*** DATA TO PROCESS

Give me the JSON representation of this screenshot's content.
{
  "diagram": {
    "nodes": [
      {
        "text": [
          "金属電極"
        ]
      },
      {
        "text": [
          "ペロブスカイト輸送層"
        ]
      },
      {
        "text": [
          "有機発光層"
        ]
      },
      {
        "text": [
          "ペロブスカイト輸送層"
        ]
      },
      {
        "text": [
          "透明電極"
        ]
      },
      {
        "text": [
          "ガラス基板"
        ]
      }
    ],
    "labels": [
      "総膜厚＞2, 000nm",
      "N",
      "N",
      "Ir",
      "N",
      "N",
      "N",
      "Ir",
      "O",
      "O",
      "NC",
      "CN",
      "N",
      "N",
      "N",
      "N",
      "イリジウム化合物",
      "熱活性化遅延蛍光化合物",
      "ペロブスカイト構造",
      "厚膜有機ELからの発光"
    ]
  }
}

******

WHAT IS EXPECTED — Would you copy out each line exactly as written?

OUTPUT FOR THIS EXERCISE —
Give me the JSON representation of this screenshot's content.
{
  "diagram": {
    "nodes": [
      {
        "text": [
          "金属電極"
        ]
      },
      {
        "text": [
          "ペロブスカイト輸送層"
        ]
      },
      {
        "text": [
          "有機発光層"
        ]
      },
      {
        "text": [
          "ペロブスカイト輸送層"
        ]
      },
      {
        "text": [
          "透明電極"
        ]
      },
      {
        "text": [
          "ガラス基板"
        ]
      }
    ],
    "labels": [
      "総膜厚＞2, 000nm",
      "N",
      "N",
      "Ir",
      "N",
      "N",
      "N",
      "Ir",
      "O",
      "O",
      "NC",
      "CN",
      "N",
      "N",
      "N",
      "N",
      "イリジウム化合物",
      "熱活性化遅延蛍光化合物",
      "ペロブスカイト構造",
      "厚膜有機ELからの発光"
    ]
  }
}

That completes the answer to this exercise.